#### What the task asks
Pictures stay out of your copy, but everything else in the records below must be repeated exactly.
─── Source records ───
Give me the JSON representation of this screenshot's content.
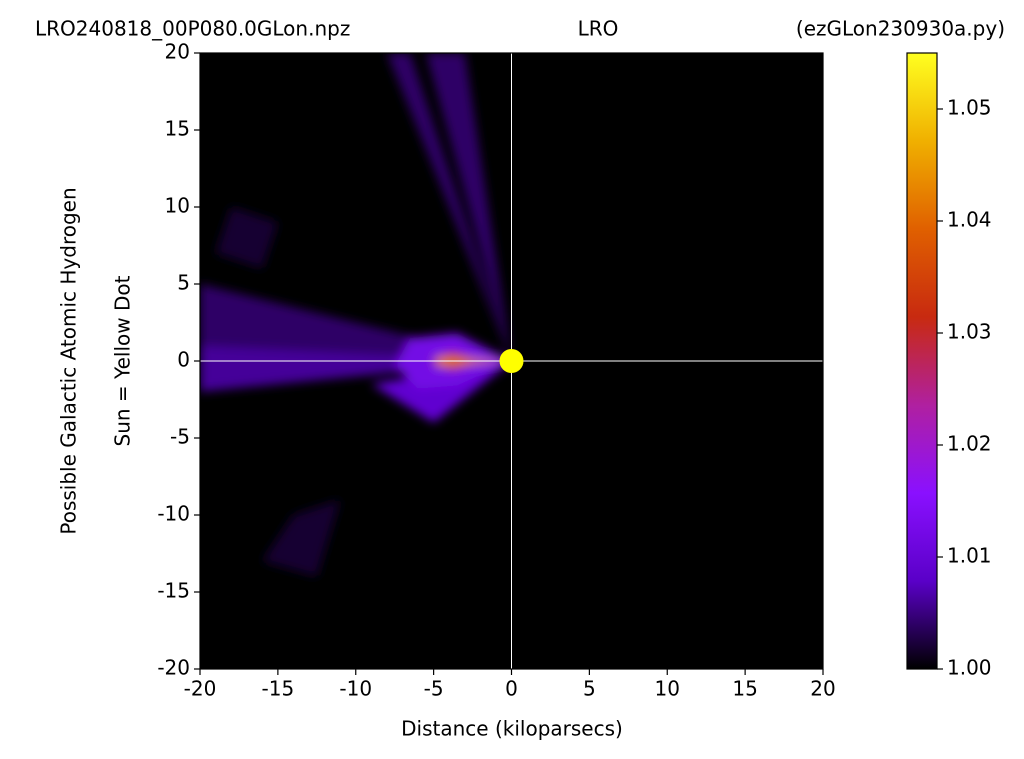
{
  "chart_data": {
    "type": "heatmap",
    "title": [
      "LRO240818_00P080.0GLon.npz",
      "LRO",
      "(ezGLon230930a.py)"
    ],
    "xlabel": "Distance (kiloparsecs)",
    "ylabel": [
      "Possible Galactic Atomic Hydrogen",
      "Sun = Yellow Dot"
    ],
    "xlim": [
      -20,
      20
    ],
    "ylim": [
      -20,
      20
    ],
    "xticks": [
      -20,
      -15,
      -10,
      -5,
      0,
      5,
      10,
      15,
      20
    ],
    "yticks": [
      -20,
      -15,
      -10,
      -5,
      0,
      5,
      10,
      15,
      20
    ],
    "clim": [
      1.0,
      1.055
    ],
    "cticks": [
      {
        "value": 1.0,
        "label": "1.00"
      },
      1.01,
      1.02,
      1.03,
      1.04,
      1.05
    ],
    "colormap": [
      "#000000",
      "#5a00c8",
      "#8a10ff",
      "#b020a0",
      "#c82a10",
      "#e06000",
      "#f0b000",
      "#ffff20"
    ],
    "background": "#000000",
    "crosshair": true,
    "sun": {
      "x": 0,
      "y": 0,
      "color": "#ffff00"
    },
    "regions": [
      {
        "x": [
          0,
          -8,
          -6.5
        ],
        "y": [
          0,
          20,
          20
        ],
        "value": 1.004
      },
      {
        "x": [
          0,
          -5.5,
          -3
        ],
        "y": [
          0,
          20,
          20
        ],
        "value": 1.004
      },
      {
        "x": [
          0,
          -20,
          -20
        ],
        "y": [
          0,
          5,
          1
        ],
        "value": 1.004
      },
      {
        "x": [
          0,
          -20,
          -20
        ],
        "y": [
          0,
          1,
          -2
        ],
        "value": 1.006
      },
      {
        "x": [
          0,
          -9,
          -5
        ],
        "y": [
          0,
          -1.5,
          -4
        ],
        "value": 1.009
      },
      {
        "x": [
          0,
          -3.5,
          -6.5,
          -7.5,
          -6,
          -3.5
        ],
        "y": [
          0,
          1.8,
          1.5,
          -0.3,
          -1.8,
          -1.6
        ],
        "value": 1.012
      },
      {
        "x": [
          -2,
          -3.8,
          -5.2,
          -3.8
        ],
        "y": [
          0,
          0.6,
          0,
          -0.6
        ],
        "value": 1.03
      },
      {
        "x": [
          0,
          -4.8,
          -4.8
        ],
        "y": [
          0,
          0.3,
          -0.35
        ],
        "value": 1.042
      },
      {
        "x": [
          -14,
          -11,
          -12.5,
          -16
        ],
        "y": [
          -10,
          -9,
          -14,
          -13
        ],
        "value": 1.002
      },
      {
        "x": [
          -18,
          -15,
          -16,
          -19
        ],
        "y": [
          10,
          9,
          6,
          7
        ],
        "value": 1.002
      }
    ]
  }
}
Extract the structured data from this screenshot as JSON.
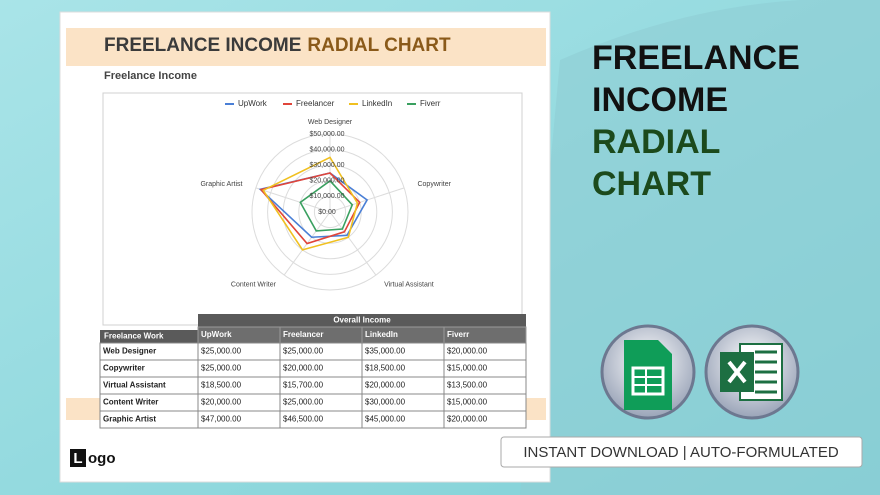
{
  "sheet": {
    "title_part1": "FREELANCE INCOME",
    "title_part2": "RADIAL CHART",
    "section_title": "Freelance Income",
    "logo_mark": "L",
    "logo_text": "ogo"
  },
  "chart_data": {
    "type": "radar",
    "categories": [
      "Web Designer",
      "Copywriter",
      "Virtual Assistant",
      "Content Writer",
      "Graphic Artist"
    ],
    "series": [
      {
        "name": "UpWork",
        "color": "#4a7fd6",
        "values": [
          25000,
          25000,
          18500,
          20000,
          47000
        ]
      },
      {
        "name": "Freelancer",
        "color": "#e0453a",
        "values": [
          25000,
          20000,
          15700,
          25000,
          46500
        ]
      },
      {
        "name": "LinkedIn",
        "color": "#f0c020",
        "values": [
          35000,
          18500,
          20000,
          30000,
          45000
        ]
      },
      {
        "name": "Fiverr",
        "color": "#3aa060",
        "values": [
          20000,
          15000,
          13500,
          15000,
          20000
        ]
      }
    ],
    "rlim": [
      0,
      50000
    ],
    "rticks": [
      {
        "value": 0,
        "label": "$0.00"
      },
      {
        "value": 10000,
        "label": "$10,000.00"
      },
      {
        "value": 20000,
        "label": "$20,000.00"
      },
      {
        "value": 30000,
        "label": "$30,000.00"
      },
      {
        "value": 40000,
        "label": "$40,000.00"
      },
      {
        "value": 50000,
        "label": "$50,000.00"
      }
    ],
    "legend": "top",
    "grid": true
  },
  "table": {
    "row_header": "Freelance Work",
    "group_header": "Overall Income",
    "columns": [
      "UpWork",
      "Freelancer",
      "LinkedIn",
      "Fiverr"
    ],
    "rows": [
      [
        "Web Designer",
        "$25,000.00",
        "$25,000.00",
        "$35,000.00",
        "$20,000.00"
      ],
      [
        "Copywriter",
        "$25,000.00",
        "$20,000.00",
        "$18,500.00",
        "$15,000.00"
      ],
      [
        "Virtual Assistant",
        "$18,500.00",
        "$15,700.00",
        "$20,000.00",
        "$13,500.00"
      ],
      [
        "Content Writer",
        "$20,000.00",
        "$25,000.00",
        "$30,000.00",
        "$15,000.00"
      ],
      [
        "Graphic Artist",
        "$47,000.00",
        "$46,500.00",
        "$45,000.00",
        "$20,000.00"
      ]
    ]
  },
  "promo": {
    "title_lines": [
      "FREELANCE",
      "INCOME",
      "RADIAL",
      "CHART"
    ],
    "badge": "INSTANT DOWNLOAD | AUTO-FORMULATED"
  }
}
───
#### Solution for this exercise
Give me the JSON representation of this screenshot's content.
{
  "chart_data": {
    "type": "heatmap",
    "title": [
      "LRO240818_00P080.0GLon.npz",
      "LRO",
      "(ezGLon230930a.py)"
    ],
    "xlabel": "Distance (kiloparsecs)",
    "ylabel": [
      "Possible Galactic Atomic Hydrogen",
      "Sun = Yellow Dot"
    ],
    "xlim": [
      -20,
      20
    ],
    "ylim": [
      -20,
      20
    ],
    "xticks": [
      -20,
      -15,
      -10,
      -5,
      0,
      5,
      10,
      15,
      20
    ],
    "yticks": [
      -20,
      -15,
      -10,
      -5,
      0,
      5,
      10,
      15,
      20
    ],
    "clim": [
      1.0,
      1.055
    ],
    "cticks": [
      {
        "value": 1.0,
        "label": "1.00"
      },
      1.01,
      1.02,
      1.03,
      1.04,
      1.05
    ],
    "colormap": [
      "#000000",
      "#5a00c8",
      "#8a10ff",
      "#b020a0",
      "#c82a10",
      "#e06000",
      "#f0b000",
      "#ffff20"
    ],
    "background": "#000000",
    "crosshair": true,
    "sun": {
      "x": 0,
      "y": 0,
      "color": "#ffff00"
    },
    "regions": [
      {
        "x": [
          0,
          -8,
          -6.5
        ],
        "y": [
          0,
          20,
          20
        ],
        "value": 1.004
      },
      {
        "x": [
          0,
          -5.5,
          -3
        ],
        "y": [
          0,
          20,
          20
        ],
        "value": 1.004
      },
      {
        "x": [
          0,
          -20,
          -20
        ],
        "y": [
          0,
          5,
          1
        ],
        "value": 1.004
      },
      {
        "x": [
          0,
          -20,
          -20
        ],
        "y": [
          0,
          1,
          -2
        ],
        "value": 1.006
      },
      {
        "x": [
          0,
          -9,
          -5
        ],
        "y": [
          0,
          -1.5,
          -4
        ],
        "value": 1.009
      },
      {
        "x": [
          0,
          -3.5,
          -6.5,
          -7.5,
          -6,
          -3.5
        ],
        "y": [
          0,
          1.8,
          1.5,
          -0.3,
          -1.8,
          -1.6
        ],
        "value": 1.012
      },
      {
        "x": [
          -2,
          -3.8,
          -5.2,
          -3.8
        ],
        "y": [
          0,
          0.6,
          0,
          -0.6
        ],
        "value": 1.03
      },
      {
        "x": [
          0,
          -4.8,
          -4.8
        ],
        "y": [
          0,
          0.3,
          -0.35
        ],
        "value": 1.042
      },
      {
        "x": [
          -14,
          -11,
          -12.5,
          -16
        ],
        "y": [
          -10,
          -9,
          -14,
          -13
        ],
        "value": 1.002
      },
      {
        "x": [
          -18,
          -15,
          -16,
          -19
        ],
        "y": [
          10,
          9,
          6,
          7
        ],
        "value": 1.002
      }
    ]
  }
}
Extract the structured data from this screenshot as JSON.
{
  "sheet": {
    "title_part1": "FREELANCE INCOME",
    "title_part2": "RADIAL CHART",
    "section_title": "Freelance Income",
    "logo_mark": "L",
    "logo_text": "ogo"
  },
  "chart_data": {
    "type": "radar",
    "categories": [
      "Web Designer",
      "Copywriter",
      "Virtual Assistant",
      "Content Writer",
      "Graphic Artist"
    ],
    "series": [
      {
        "name": "UpWork",
        "color": "#4a7fd6",
        "values": [
          25000,
          25000,
          18500,
          20000,
          47000
        ]
      },
      {
        "name": "Freelancer",
        "color": "#e0453a",
        "values": [
          25000,
          20000,
          15700,
          25000,
          46500
        ]
      },
      {
        "name": "LinkedIn",
        "color": "#f0c020",
        "values": [
          35000,
          18500,
          20000,
          30000,
          45000
        ]
      },
      {
        "name": "Fiverr",
        "color": "#3aa060",
        "values": [
          20000,
          15000,
          13500,
          15000,
          20000
        ]
      }
    ],
    "rlim": [
      0,
      50000
    ],
    "rticks": [
      {
        "value": 0,
        "label": "$0.00"
      },
      {
        "value": 10000,
        "label": "$10,000.00"
      },
      {
        "value": 20000,
        "label": "$20,000.00"
      },
      {
        "value": 30000,
        "label": "$30,000.00"
      },
      {
        "value": 40000,
        "label": "$40,000.00"
      },
      {
        "value": 50000,
        "label": "$50,000.00"
      }
    ],
    "legend": "top",
    "grid": true
  },
  "table": {
    "row_header": "Freelance Work",
    "group_header": "Overall Income",
    "columns": [
      "UpWork",
      "Freelancer",
      "LinkedIn",
      "Fiverr"
    ],
    "rows": [
      [
        "Web Designer",
        "$25,000.00",
        "$25,000.00",
        "$35,000.00",
        "$20,000.00"
      ],
      [
        "Copywriter",
        "$25,000.00",
        "$20,000.00",
        "$18,500.00",
        "$15,000.00"
      ],
      [
        "Virtual Assistant",
        "$18,500.00",
        "$15,700.00",
        "$20,000.00",
        "$13,500.00"
      ],
      [
        "Content Writer",
        "$20,000.00",
        "$25,000.00",
        "$30,000.00",
        "$15,000.00"
      ],
      [
        "Graphic Artist",
        "$47,000.00",
        "$46,500.00",
        "$45,000.00",
        "$20,000.00"
      ]
    ]
  },
  "promo": {
    "title_lines": [
      "FREELANCE",
      "INCOME",
      "RADIAL",
      "CHART"
    ],
    "badge": "INSTANT DOWNLOAD | AUTO-FORMULATED"
  }
}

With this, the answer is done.